DIRECTIONS FOR THIS TASK: Without the images, output each record below as it stands.

DATA EXCERPTS:
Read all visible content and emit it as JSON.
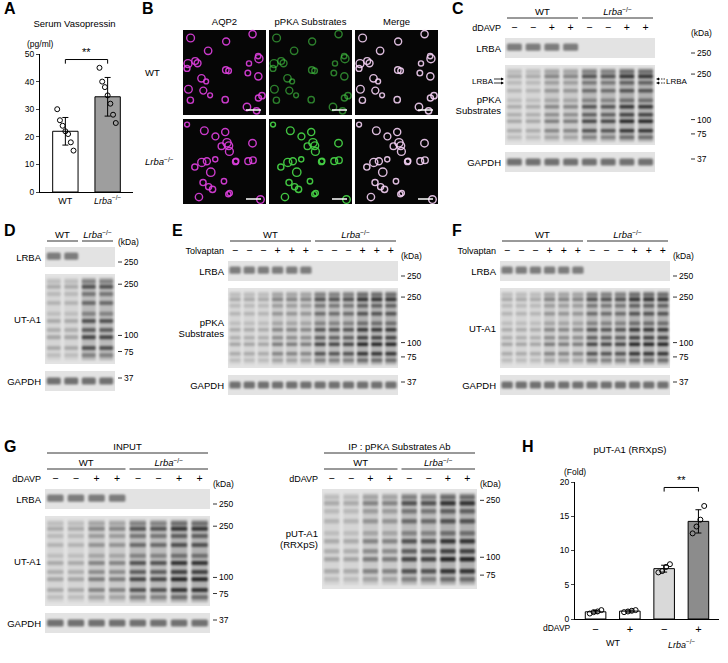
{
  "panel_letters": [
    "A",
    "B",
    "C",
    "D",
    "E",
    "F",
    "G",
    "H"
  ],
  "genotype_superscript": "−/−",
  "unit_label": "(kDa)",
  "chart_data": [
    {
      "type": "bar",
      "title": "Serum Vasopressin",
      "y_label": "(pg/ml)",
      "categories": [
        "WT",
        "Lrba−/−"
      ],
      "values": [
        22,
        34.5
      ],
      "error": [
        5,
        7
      ],
      "points": [
        [
          30,
          26,
          24,
          22,
          21,
          18,
          15
        ],
        [
          45,
          40,
          38,
          35,
          32,
          28,
          25
        ]
      ],
      "colors": [
        "#ffffff",
        "#9e9e9e"
      ],
      "ylim": [
        0,
        50
      ],
      "yticks": [
        0,
        10,
        20,
        30,
        40,
        50
      ],
      "significance": [
        {
          "text": "**",
          "between": [
            0,
            1
          ]
        }
      ]
    },
    {
      "type": "bar",
      "title": "pUT-A1 (RRXpS)",
      "y_label": "(Fold)",
      "x_label": "dDAVP",
      "categories": [
        "−",
        "+",
        "−",
        "+"
      ],
      "values": [
        1.05,
        1.15,
        7.35,
        14.25
      ],
      "error": [
        0.2,
        0.15,
        0.5,
        1.7
      ],
      "points": [
        [
          0.8,
          1.0,
          1.1,
          1.3
        ],
        [
          1.0,
          1.1,
          1.2,
          1.3
        ],
        [
          6.8,
          7.0,
          7.6,
          8.0
        ],
        [
          12.5,
          13.5,
          14.5,
          16.5
        ]
      ],
      "colors": [
        "#ffffff",
        "#ffffff",
        "#d9d9d9",
        "#8c8c8c"
      ],
      "groups": [
        {
          "name": "WT",
          "members": [
            0,
            1
          ]
        },
        {
          "name": "Lrba−/−",
          "members": [
            2,
            3
          ]
        }
      ],
      "ylim": [
        0,
        20
      ],
      "yticks": [
        0,
        5,
        10,
        15,
        20
      ],
      "significance": [
        {
          "text": "**",
          "between": [
            2,
            3
          ]
        }
      ]
    }
  ],
  "micrographs": {
    "columns": [
      "AQP2",
      "pPKA Substrates",
      "Merge"
    ],
    "rows": [
      "WT",
      "Lrba−/−"
    ]
  },
  "blots": [
    {
      "groups": [
        "WT",
        "Lrba−/−"
      ],
      "treatment": "dDAVP",
      "lanes": [
        [
          "−",
          "−",
          "+",
          "+"
        ],
        [
          "−",
          "−",
          "+",
          "+"
        ]
      ],
      "strips": [
        {
          "label": "LRBA",
          "markers": [
            250
          ]
        },
        {
          "label": "pPKA Substrates",
          "markers": [
            250,
            100,
            75
          ],
          "arrow_label": "LRBA"
        },
        {
          "label": "GAPDH",
          "markers": [
            37
          ]
        }
      ]
    },
    {
      "groups": [
        "WT",
        "Lrba−/−"
      ],
      "lanes_per_group": 2,
      "strips": [
        {
          "label": "LRBA",
          "markers": [
            250
          ]
        },
        {
          "label": "UT-A1",
          "markers": [
            250,
            100,
            75
          ]
        },
        {
          "label": "GAPDH",
          "markers": [
            37
          ]
        }
      ]
    },
    {
      "groups": [
        "WT",
        "Lrba−/−"
      ],
      "treatment": "Tolvaptan",
      "lanes": [
        [
          "−",
          "−",
          "−",
          "+",
          "+",
          "+"
        ],
        [
          "−",
          "−",
          "−",
          "+",
          "+",
          "+"
        ]
      ],
      "strips": [
        {
          "label": "LRBA",
          "markers": [
            250
          ]
        },
        {
          "label": "pPKA Substrates",
          "markers": [
            250,
            100,
            75
          ]
        },
        {
          "label": "GAPDH",
          "markers": [
            37
          ]
        }
      ]
    },
    {
      "groups": [
        "WT",
        "Lrba−/−"
      ],
      "treatment": "Tolvaptan",
      "lanes": [
        [
          "−",
          "−",
          "−",
          "+",
          "+",
          "+"
        ],
        [
          "−",
          "−",
          "−",
          "+",
          "+",
          "+"
        ]
      ],
      "strips": [
        {
          "label": "LRBA",
          "markers": [
            250
          ]
        },
        {
          "label": "UT-A1",
          "markers": [
            250,
            100,
            75
          ]
        },
        {
          "label": "GAPDH",
          "markers": [
            37
          ]
        }
      ]
    },
    {
      "header": "INPUT",
      "groups": [
        "WT",
        "Lrba−/−"
      ],
      "treatment": "dDAVP",
      "lanes": [
        [
          "−",
          "−",
          "+",
          "+"
        ],
        [
          "−",
          "−",
          "+",
          "+"
        ]
      ],
      "strips": [
        {
          "label": "LRBA",
          "markers": [
            250
          ]
        },
        {
          "label": "UT-A1",
          "markers": [
            250,
            100,
            75
          ]
        },
        {
          "label": "GAPDH",
          "markers": [
            37
          ]
        }
      ]
    },
    {
      "header": "IP : pPKA Substrates Ab",
      "groups": [
        "WT",
        "Lrba−/−"
      ],
      "treatment": "dDAVP",
      "lanes": [
        [
          "−",
          "−",
          "+",
          "+"
        ],
        [
          "−",
          "−",
          "+",
          "+"
        ]
      ],
      "strips": [
        {
          "label": "pUT-A1 (RRXpS)",
          "markers": [
            250,
            100,
            75
          ]
        }
      ]
    }
  ]
}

OUTPUT OF THE TASK:
Read all visible content and emit it as JSON.
{
  "panel_letters": [
    "A",
    "B",
    "C",
    "D",
    "E",
    "F",
    "G",
    "H"
  ],
  "genotype_superscript": "−/−",
  "unit_label": "(kDa)",
  "chart_data": [
    {
      "type": "bar",
      "title": "Serum Vasopressin",
      "y_label": "(pg/ml)",
      "categories": [
        "WT",
        "Lrba−/−"
      ],
      "values": [
        22,
        34.5
      ],
      "error": [
        5,
        7
      ],
      "points": [
        [
          30,
          26,
          24,
          22,
          21,
          18,
          15
        ],
        [
          45,
          40,
          38,
          35,
          32,
          28,
          25
        ]
      ],
      "colors": [
        "#ffffff",
        "#9e9e9e"
      ],
      "ylim": [
        0,
        50
      ],
      "yticks": [
        0,
        10,
        20,
        30,
        40,
        50
      ],
      "significance": [
        {
          "text": "**",
          "between": [
            0,
            1
          ]
        }
      ]
    },
    {
      "type": "bar",
      "title": "pUT-A1 (RRXpS)",
      "y_label": "(Fold)",
      "x_label": "dDAVP",
      "categories": [
        "−",
        "+",
        "−",
        "+"
      ],
      "values": [
        1.05,
        1.15,
        7.35,
        14.25
      ],
      "error": [
        0.2,
        0.15,
        0.5,
        1.7
      ],
      "points": [
        [
          0.8,
          1.0,
          1.1,
          1.3
        ],
        [
          1.0,
          1.1,
          1.2,
          1.3
        ],
        [
          6.8,
          7.0,
          7.6,
          8.0
        ],
        [
          12.5,
          13.5,
          14.5,
          16.5
        ]
      ],
      "colors": [
        "#ffffff",
        "#ffffff",
        "#d9d9d9",
        "#8c8c8c"
      ],
      "groups": [
        {
          "name": "WT",
          "members": [
            0,
            1
          ]
        },
        {
          "name": "Lrba−/−",
          "members": [
            2,
            3
          ]
        }
      ],
      "ylim": [
        0,
        20
      ],
      "yticks": [
        0,
        5,
        10,
        15,
        20
      ],
      "significance": [
        {
          "text": "**",
          "between": [
            2,
            3
          ]
        }
      ]
    }
  ],
  "micrographs": {
    "columns": [
      "AQP2",
      "pPKA Substrates",
      "Merge"
    ],
    "rows": [
      "WT",
      "Lrba−/−"
    ]
  },
  "blots": [
    {
      "groups": [
        "WT",
        "Lrba−/−"
      ],
      "treatment": "dDAVP",
      "lanes": [
        [
          "−",
          "−",
          "+",
          "+"
        ],
        [
          "−",
          "−",
          "+",
          "+"
        ]
      ],
      "strips": [
        {
          "label": "LRBA",
          "markers": [
            250
          ]
        },
        {
          "label": "pPKA Substrates",
          "markers": [
            250,
            100,
            75
          ],
          "arrow_label": "LRBA"
        },
        {
          "label": "GAPDH",
          "markers": [
            37
          ]
        }
      ]
    },
    {
      "groups": [
        "WT",
        "Lrba−/−"
      ],
      "lanes_per_group": 2,
      "strips": [
        {
          "label": "LRBA",
          "markers": [
            250
          ]
        },
        {
          "label": "UT-A1",
          "markers": [
            250,
            100,
            75
          ]
        },
        {
          "label": "GAPDH",
          "markers": [
            37
          ]
        }
      ]
    },
    {
      "groups": [
        "WT",
        "Lrba−/−"
      ],
      "treatment": "Tolvaptan",
      "lanes": [
        [
          "−",
          "−",
          "−",
          "+",
          "+",
          "+"
        ],
        [
          "−",
          "−",
          "−",
          "+",
          "+",
          "+"
        ]
      ],
      "strips": [
        {
          "label": "LRBA",
          "markers": [
            250
          ]
        },
        {
          "label": "pPKA Substrates",
          "markers": [
            250,
            100,
            75
          ]
        },
        {
          "label": "GAPDH",
          "markers": [
            37
          ]
        }
      ]
    },
    {
      "groups": [
        "WT",
        "Lrba−/−"
      ],
      "treatment": "Tolvaptan",
      "lanes": [
        [
          "−",
          "−",
          "−",
          "+",
          "+",
          "+"
        ],
        [
          "−",
          "−",
          "−",
          "+",
          "+",
          "+"
        ]
      ],
      "strips": [
        {
          "label": "LRBA",
          "markers": [
            250
          ]
        },
        {
          "label": "UT-A1",
          "markers": [
            250,
            100,
            75
          ]
        },
        {
          "label": "GAPDH",
          "markers": [
            37
          ]
        }
      ]
    },
    {
      "header": "INPUT",
      "groups": [
        "WT",
        "Lrba−/−"
      ],
      "treatment": "dDAVP",
      "lanes": [
        [
          "−",
          "−",
          "+",
          "+"
        ],
        [
          "−",
          "−",
          "+",
          "+"
        ]
      ],
      "strips": [
        {
          "label": "LRBA",
          "markers": [
            250
          ]
        },
        {
          "label": "UT-A1",
          "markers": [
            250,
            100,
            75
          ]
        },
        {
          "label": "GAPDH",
          "markers": [
            37
          ]
        }
      ]
    },
    {
      "header": "IP : pPKA Substrates Ab",
      "groups": [
        "WT",
        "Lrba−/−"
      ],
      "treatment": "dDAVP",
      "lanes": [
        [
          "−",
          "−",
          "+",
          "+"
        ],
        [
          "−",
          "−",
          "+",
          "+"
        ]
      ],
      "strips": [
        {
          "label": "pUT-A1 (RRXpS)",
          "markers": [
            250,
            100,
            75
          ]
        }
      ]
    }
  ]
}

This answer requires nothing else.